The exercise
Without the images, write out the whole listing exactly.

Dataset records
——————
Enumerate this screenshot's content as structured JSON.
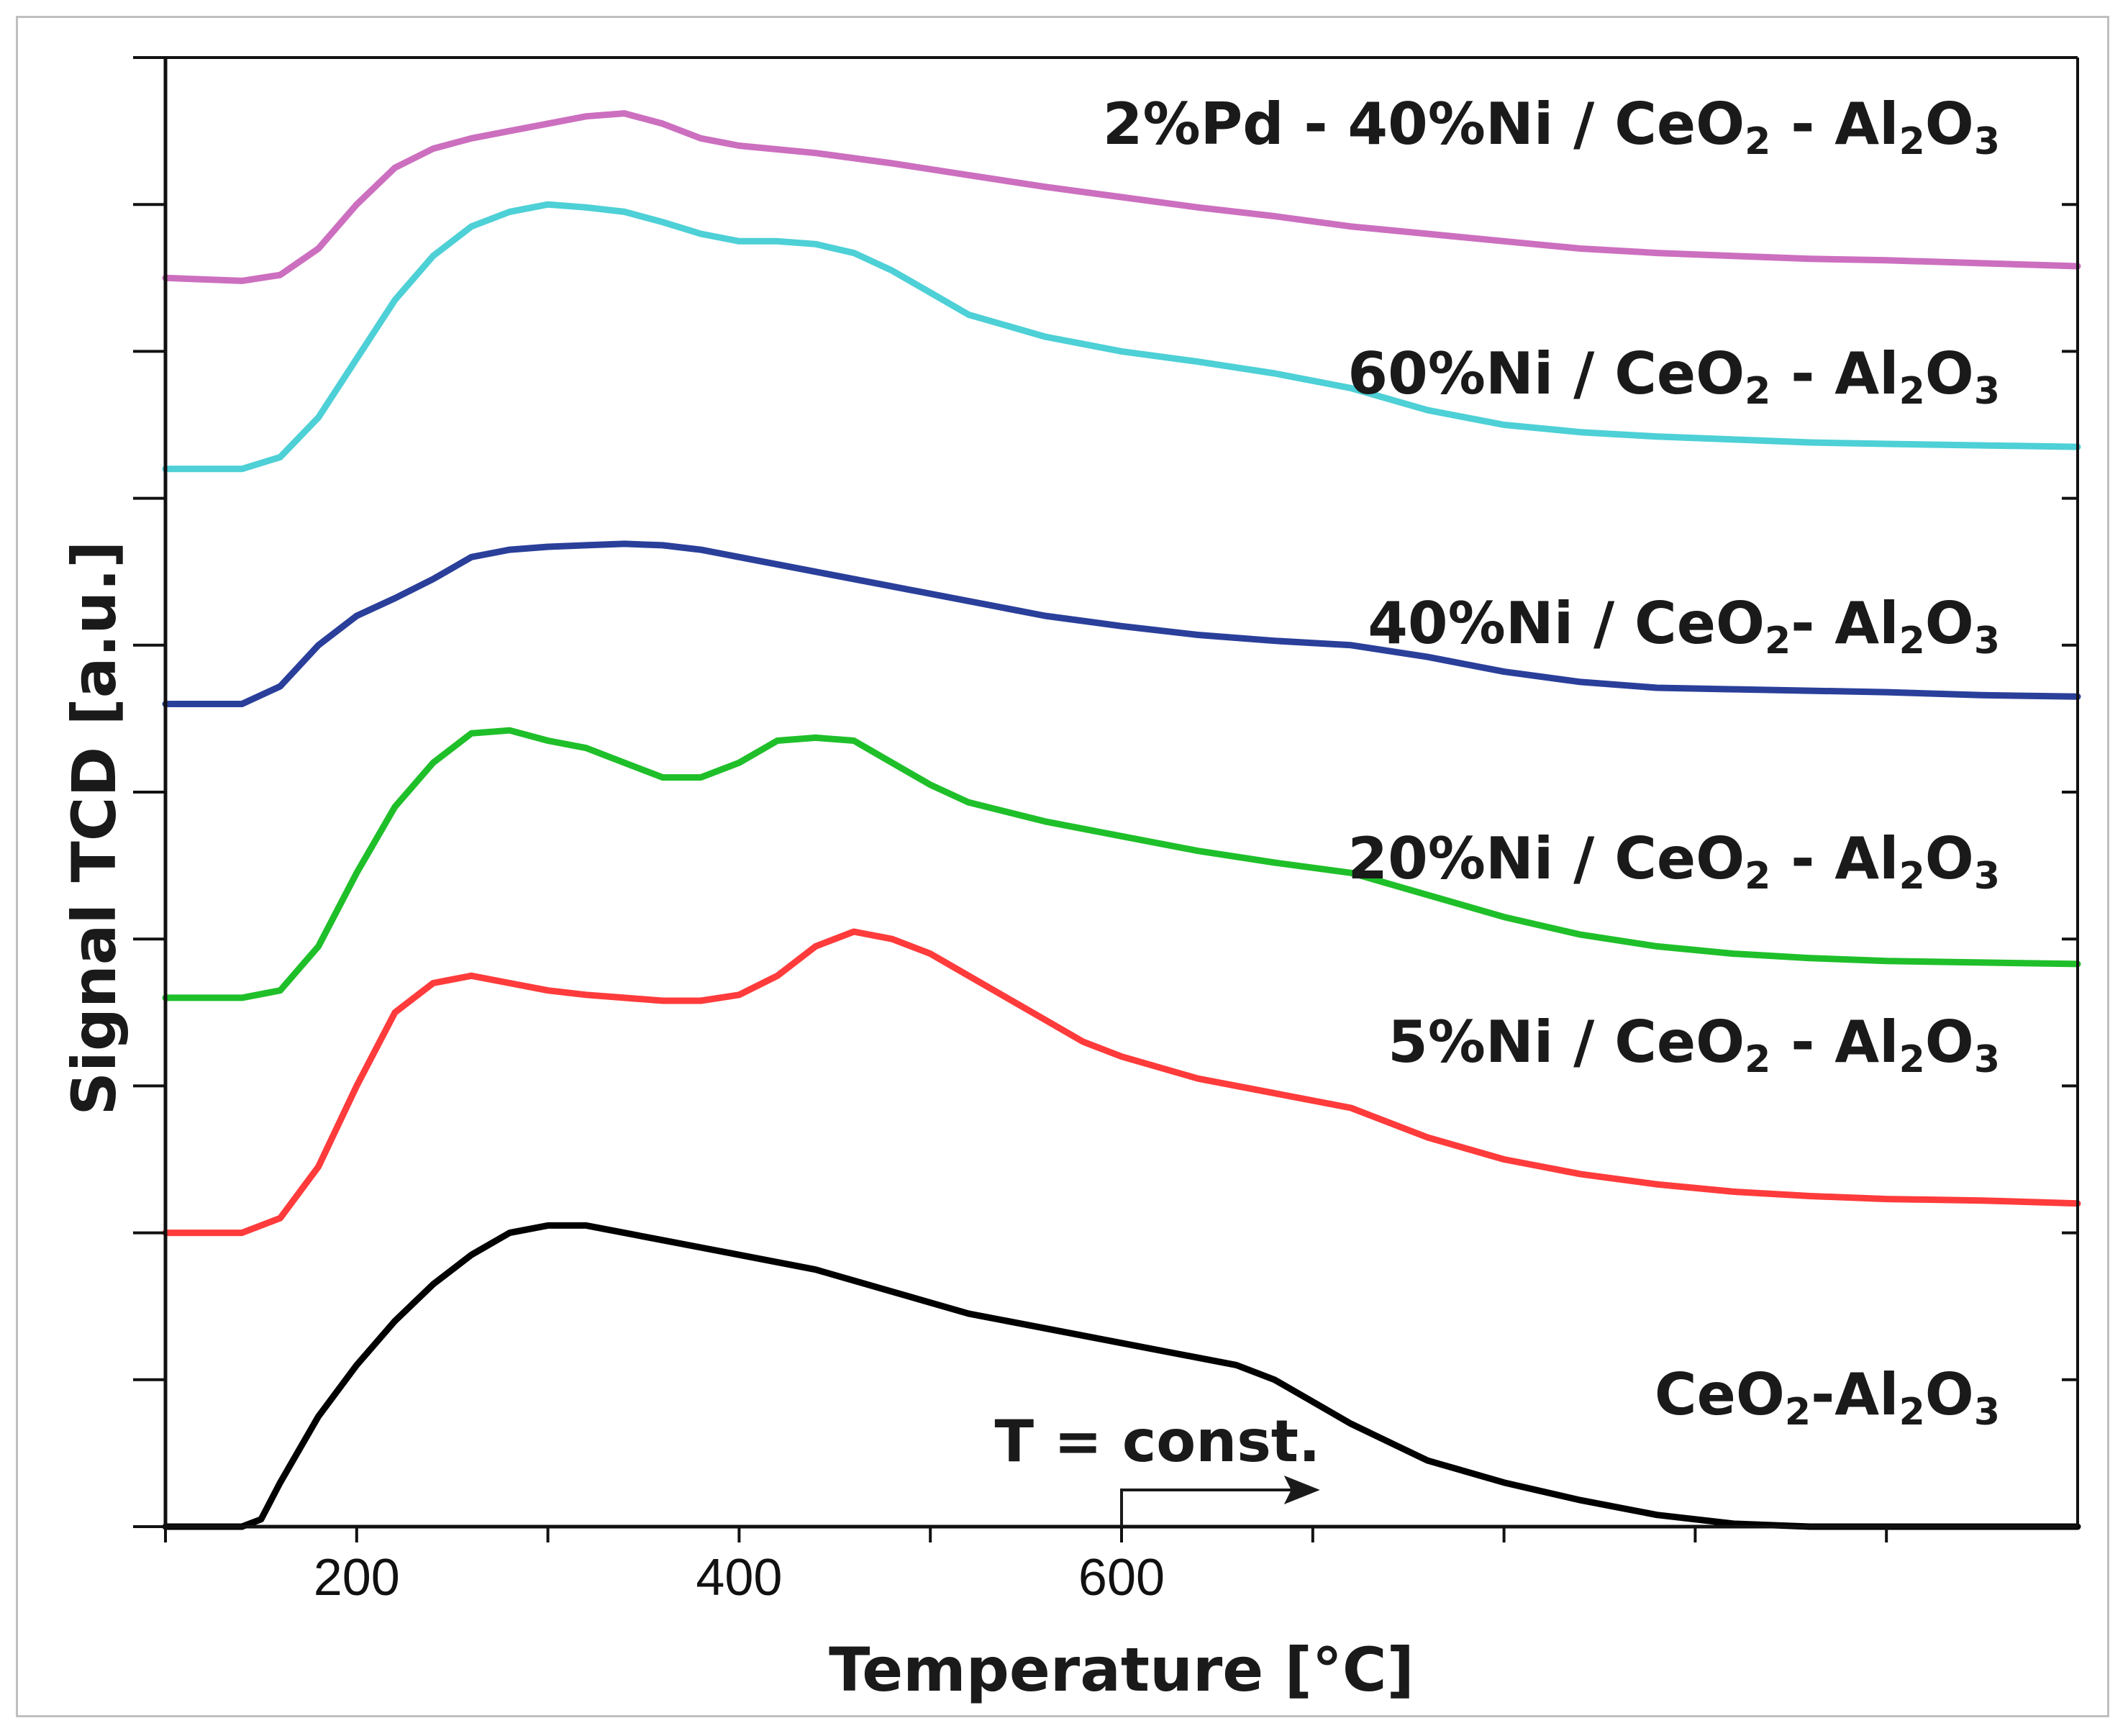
{
  "chart_data": {
    "type": "line",
    "title": "",
    "xlabel": "Temperature [°C]",
    "ylabel": "Signal TCD [a.u.]",
    "xlim": [
      100,
      1100
    ],
    "ylim": [
      0,
      10
    ],
    "x_ticks": [
      200,
      400,
      600
    ],
    "x_minor_ticks": [
      100,
      200,
      300,
      400,
      500,
      600,
      700,
      800,
      900,
      1000
    ],
    "y_ticks": [
      0,
      1,
      2,
      3,
      4,
      5,
      6,
      7,
      8,
      9,
      10
    ],
    "grid": false,
    "legend": "inline labels at right",
    "colors": {
      "ceo2_al2o3": "#000000",
      "ni5": "#ff3b3b",
      "ni20": "#1fbf2a",
      "ni40": "#2a3f9a",
      "ni60": "#4dd0d6",
      "pd2_ni40": "#cc6fbf",
      "axis": "#111111"
    },
    "series": [
      {
        "id": "ceo2_al2o3",
        "name": "CeO2-Al2O3",
        "label_parts": [
          "CeO",
          "2",
          "-Al",
          "2",
          "O",
          "3"
        ],
        "x": [
          100,
          140,
          150,
          160,
          180,
          200,
          220,
          240,
          260,
          280,
          300,
          320,
          340,
          360,
          380,
          400,
          440,
          480,
          520,
          560,
          600,
          640,
          660,
          680,
          700,
          720,
          760,
          800,
          840,
          880,
          920,
          960,
          1000,
          1050,
          1100
        ],
        "values": [
          0.0,
          0.0,
          0.05,
          0.3,
          0.75,
          1.1,
          1.4,
          1.65,
          1.85,
          2.0,
          2.05,
          2.05,
          2.0,
          1.95,
          1.9,
          1.85,
          1.75,
          1.6,
          1.45,
          1.35,
          1.25,
          1.15,
          1.1,
          1.0,
          0.85,
          0.7,
          0.45,
          0.3,
          0.18,
          0.08,
          0.02,
          0.0,
          0.0,
          0.0,
          0.0
        ]
      },
      {
        "id": "ni5",
        "name": "5%Ni / CeO2 - Al2O3",
        "label_parts": [
          "5%Ni / CeO",
          "2",
          " - Al",
          "2",
          "O",
          "3"
        ],
        "x": [
          100,
          140,
          160,
          180,
          200,
          220,
          240,
          260,
          280,
          300,
          320,
          340,
          360,
          380,
          400,
          420,
          440,
          460,
          480,
          500,
          520,
          540,
          560,
          580,
          600,
          640,
          680,
          720,
          760,
          800,
          840,
          880,
          920,
          960,
          1000,
          1050,
          1100
        ],
        "values": [
          2.0,
          2.0,
          2.1,
          2.45,
          3.0,
          3.5,
          3.7,
          3.75,
          3.7,
          3.65,
          3.62,
          3.6,
          3.58,
          3.58,
          3.62,
          3.75,
          3.95,
          4.05,
          4.0,
          3.9,
          3.75,
          3.6,
          3.45,
          3.3,
          3.2,
          3.05,
          2.95,
          2.85,
          2.65,
          2.5,
          2.4,
          2.33,
          2.28,
          2.25,
          2.23,
          2.22,
          2.2
        ]
      },
      {
        "id": "ni20",
        "name": "20%Ni / CeO2 - Al2O3",
        "label_parts": [
          "20%Ni / CeO",
          "2",
          " - Al",
          "2",
          "O",
          "3"
        ],
        "x": [
          100,
          140,
          160,
          180,
          200,
          220,
          240,
          260,
          280,
          300,
          320,
          340,
          360,
          380,
          400,
          420,
          440,
          460,
          480,
          500,
          520,
          560,
          600,
          640,
          680,
          720,
          760,
          800,
          840,
          880,
          920,
          960,
          1000,
          1050,
          1100
        ],
        "values": [
          3.6,
          3.6,
          3.65,
          3.95,
          4.45,
          4.9,
          5.2,
          5.4,
          5.42,
          5.35,
          5.3,
          5.2,
          5.1,
          5.1,
          5.2,
          5.35,
          5.37,
          5.35,
          5.2,
          5.05,
          4.93,
          4.8,
          4.7,
          4.6,
          4.52,
          4.45,
          4.3,
          4.15,
          4.03,
          3.95,
          3.9,
          3.87,
          3.85,
          3.84,
          3.83
        ]
      },
      {
        "id": "ni40",
        "name": "40%Ni / CeO2- Al2O3",
        "label_parts": [
          "40%Ni / CeO",
          "2",
          "- Al",
          "2",
          "O",
          "3"
        ],
        "x": [
          100,
          140,
          160,
          180,
          200,
          220,
          240,
          260,
          280,
          300,
          320,
          340,
          360,
          380,
          400,
          440,
          480,
          520,
          560,
          600,
          640,
          680,
          720,
          760,
          800,
          840,
          880,
          920,
          960,
          1000,
          1050,
          1100
        ],
        "values": [
          5.6,
          5.6,
          5.72,
          6.0,
          6.2,
          6.32,
          6.45,
          6.6,
          6.65,
          6.67,
          6.68,
          6.69,
          6.68,
          6.65,
          6.6,
          6.5,
          6.4,
          6.3,
          6.2,
          6.13,
          6.07,
          6.03,
          6.0,
          5.92,
          5.82,
          5.75,
          5.71,
          5.7,
          5.69,
          5.68,
          5.66,
          5.65
        ]
      },
      {
        "id": "ni60",
        "name": "60%Ni / CeO2 - Al2O3",
        "label_parts": [
          "60%Ni / CeO",
          "2",
          " - Al",
          "2",
          "O",
          "3"
        ],
        "x": [
          100,
          140,
          160,
          180,
          200,
          220,
          240,
          260,
          280,
          300,
          320,
          340,
          360,
          380,
          400,
          420,
          440,
          460,
          480,
          500,
          520,
          560,
          600,
          640,
          680,
          720,
          760,
          800,
          840,
          880,
          920,
          960,
          1000,
          1050,
          1100
        ],
        "values": [
          7.2,
          7.2,
          7.28,
          7.55,
          7.95,
          8.35,
          8.65,
          8.85,
          8.95,
          9.0,
          8.98,
          8.95,
          8.88,
          8.8,
          8.75,
          8.75,
          8.73,
          8.67,
          8.55,
          8.4,
          8.25,
          8.1,
          8.0,
          7.93,
          7.85,
          7.75,
          7.6,
          7.5,
          7.45,
          7.42,
          7.4,
          7.38,
          7.37,
          7.36,
          7.35
        ]
      },
      {
        "id": "pd2_ni40",
        "name": "2%Pd - 40%Ni / CeO2 - Al2O3",
        "label_parts": [
          "2%Pd - 40%Ni / CeO",
          "2",
          " - Al",
          "2",
          "O",
          "3"
        ],
        "x": [
          100,
          140,
          160,
          180,
          200,
          220,
          240,
          260,
          280,
          300,
          320,
          340,
          360,
          380,
          400,
          440,
          480,
          520,
          560,
          600,
          640,
          680,
          720,
          760,
          800,
          840,
          880,
          920,
          960,
          1000,
          1050,
          1100
        ],
        "values": [
          8.5,
          8.48,
          8.52,
          8.7,
          9.0,
          9.25,
          9.38,
          9.45,
          9.5,
          9.55,
          9.6,
          9.62,
          9.55,
          9.45,
          9.4,
          9.35,
          9.28,
          9.2,
          9.12,
          9.05,
          8.98,
          8.92,
          8.85,
          8.8,
          8.75,
          8.7,
          8.67,
          8.65,
          8.63,
          8.62,
          8.6,
          8.58
        ]
      }
    ],
    "annotations": [
      {
        "id": "t-const",
        "text": "T = const.",
        "arrow_from": [
          600,
          0.0
        ],
        "arrow_corner": [
          600,
          0.25
        ],
        "arrow_to": [
          700,
          0.25
        ]
      }
    ]
  }
}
——————
Problem solution
Enumerate this screenshot's content as structured JSON.
{
  "chart_data": {
    "type": "line",
    "title": "",
    "xlabel": "Temperature [°C]",
    "ylabel": "Signal TCD [a.u.]",
    "xlim": [
      100,
      1100
    ],
    "ylim": [
      0,
      10
    ],
    "x_ticks": [
      200,
      400,
      600
    ],
    "x_minor_ticks": [
      100,
      200,
      300,
      400,
      500,
      600,
      700,
      800,
      900,
      1000
    ],
    "y_ticks": [
      0,
      1,
      2,
      3,
      4,
      5,
      6,
      7,
      8,
      9,
      10
    ],
    "grid": false,
    "legend": "inline labels at right",
    "colors": {
      "ceo2_al2o3": "#000000",
      "ni5": "#ff3b3b",
      "ni20": "#1fbf2a",
      "ni40": "#2a3f9a",
      "ni60": "#4dd0d6",
      "pd2_ni40": "#cc6fbf",
      "axis": "#111111"
    },
    "series": [
      {
        "id": "ceo2_al2o3",
        "name": "CeO2-Al2O3",
        "label_parts": [
          "CeO",
          "2",
          "-Al",
          "2",
          "O",
          "3"
        ],
        "x": [
          100,
          140,
          150,
          160,
          180,
          200,
          220,
          240,
          260,
          280,
          300,
          320,
          340,
          360,
          380,
          400,
          440,
          480,
          520,
          560,
          600,
          640,
          660,
          680,
          700,
          720,
          760,
          800,
          840,
          880,
          920,
          960,
          1000,
          1050,
          1100
        ],
        "values": [
          0.0,
          0.0,
          0.05,
          0.3,
          0.75,
          1.1,
          1.4,
          1.65,
          1.85,
          2.0,
          2.05,
          2.05,
          2.0,
          1.95,
          1.9,
          1.85,
          1.75,
          1.6,
          1.45,
          1.35,
          1.25,
          1.15,
          1.1,
          1.0,
          0.85,
          0.7,
          0.45,
          0.3,
          0.18,
          0.08,
          0.02,
          0.0,
          0.0,
          0.0,
          0.0
        ]
      },
      {
        "id": "ni5",
        "name": "5%Ni / CeO2 - Al2O3",
        "label_parts": [
          "5%Ni / CeO",
          "2",
          " - Al",
          "2",
          "O",
          "3"
        ],
        "x": [
          100,
          140,
          160,
          180,
          200,
          220,
          240,
          260,
          280,
          300,
          320,
          340,
          360,
          380,
          400,
          420,
          440,
          460,
          480,
          500,
          520,
          540,
          560,
          580,
          600,
          640,
          680,
          720,
          760,
          800,
          840,
          880,
          920,
          960,
          1000,
          1050,
          1100
        ],
        "values": [
          2.0,
          2.0,
          2.1,
          2.45,
          3.0,
          3.5,
          3.7,
          3.75,
          3.7,
          3.65,
          3.62,
          3.6,
          3.58,
          3.58,
          3.62,
          3.75,
          3.95,
          4.05,
          4.0,
          3.9,
          3.75,
          3.6,
          3.45,
          3.3,
          3.2,
          3.05,
          2.95,
          2.85,
          2.65,
          2.5,
          2.4,
          2.33,
          2.28,
          2.25,
          2.23,
          2.22,
          2.2
        ]
      },
      {
        "id": "ni20",
        "name": "20%Ni / CeO2 - Al2O3",
        "label_parts": [
          "20%Ni / CeO",
          "2",
          " - Al",
          "2",
          "O",
          "3"
        ],
        "x": [
          100,
          140,
          160,
          180,
          200,
          220,
          240,
          260,
          280,
          300,
          320,
          340,
          360,
          380,
          400,
          420,
          440,
          460,
          480,
          500,
          520,
          560,
          600,
          640,
          680,
          720,
          760,
          800,
          840,
          880,
          920,
          960,
          1000,
          1050,
          1100
        ],
        "values": [
          3.6,
          3.6,
          3.65,
          3.95,
          4.45,
          4.9,
          5.2,
          5.4,
          5.42,
          5.35,
          5.3,
          5.2,
          5.1,
          5.1,
          5.2,
          5.35,
          5.37,
          5.35,
          5.2,
          5.05,
          4.93,
          4.8,
          4.7,
          4.6,
          4.52,
          4.45,
          4.3,
          4.15,
          4.03,
          3.95,
          3.9,
          3.87,
          3.85,
          3.84,
          3.83
        ]
      },
      {
        "id": "ni40",
        "name": "40%Ni / CeO2- Al2O3",
        "label_parts": [
          "40%Ni / CeO",
          "2",
          "- Al",
          "2",
          "O",
          "3"
        ],
        "x": [
          100,
          140,
          160,
          180,
          200,
          220,
          240,
          260,
          280,
          300,
          320,
          340,
          360,
          380,
          400,
          440,
          480,
          520,
          560,
          600,
          640,
          680,
          720,
          760,
          800,
          840,
          880,
          920,
          960,
          1000,
          1050,
          1100
        ],
        "values": [
          5.6,
          5.6,
          5.72,
          6.0,
          6.2,
          6.32,
          6.45,
          6.6,
          6.65,
          6.67,
          6.68,
          6.69,
          6.68,
          6.65,
          6.6,
          6.5,
          6.4,
          6.3,
          6.2,
          6.13,
          6.07,
          6.03,
          6.0,
          5.92,
          5.82,
          5.75,
          5.71,
          5.7,
          5.69,
          5.68,
          5.66,
          5.65
        ]
      },
      {
        "id": "ni60",
        "name": "60%Ni / CeO2 - Al2O3",
        "label_parts": [
          "60%Ni / CeO",
          "2",
          " - Al",
          "2",
          "O",
          "3"
        ],
        "x": [
          100,
          140,
          160,
          180,
          200,
          220,
          240,
          260,
          280,
          300,
          320,
          340,
          360,
          380,
          400,
          420,
          440,
          460,
          480,
          500,
          520,
          560,
          600,
          640,
          680,
          720,
          760,
          800,
          840,
          880,
          920,
          960,
          1000,
          1050,
          1100
        ],
        "values": [
          7.2,
          7.2,
          7.28,
          7.55,
          7.95,
          8.35,
          8.65,
          8.85,
          8.95,
          9.0,
          8.98,
          8.95,
          8.88,
          8.8,
          8.75,
          8.75,
          8.73,
          8.67,
          8.55,
          8.4,
          8.25,
          8.1,
          8.0,
          7.93,
          7.85,
          7.75,
          7.6,
          7.5,
          7.45,
          7.42,
          7.4,
          7.38,
          7.37,
          7.36,
          7.35
        ]
      },
      {
        "id": "pd2_ni40",
        "name": "2%Pd - 40%Ni / CeO2 - Al2O3",
        "label_parts": [
          "2%Pd - 40%Ni / CeO",
          "2",
          " - Al",
          "2",
          "O",
          "3"
        ],
        "x": [
          100,
          140,
          160,
          180,
          200,
          220,
          240,
          260,
          280,
          300,
          320,
          340,
          360,
          380,
          400,
          440,
          480,
          520,
          560,
          600,
          640,
          680,
          720,
          760,
          800,
          840,
          880,
          920,
          960,
          1000,
          1050,
          1100
        ],
        "values": [
          8.5,
          8.48,
          8.52,
          8.7,
          9.0,
          9.25,
          9.38,
          9.45,
          9.5,
          9.55,
          9.6,
          9.62,
          9.55,
          9.45,
          9.4,
          9.35,
          9.28,
          9.2,
          9.12,
          9.05,
          8.98,
          8.92,
          8.85,
          8.8,
          8.75,
          8.7,
          8.67,
          8.65,
          8.63,
          8.62,
          8.6,
          8.58
        ]
      }
    ],
    "annotations": [
      {
        "id": "t-const",
        "text": "T = const.",
        "arrow_from": [
          600,
          0.0
        ],
        "arrow_corner": [
          600,
          0.25
        ],
        "arrow_to": [
          700,
          0.25
        ]
      }
    ]
  }
}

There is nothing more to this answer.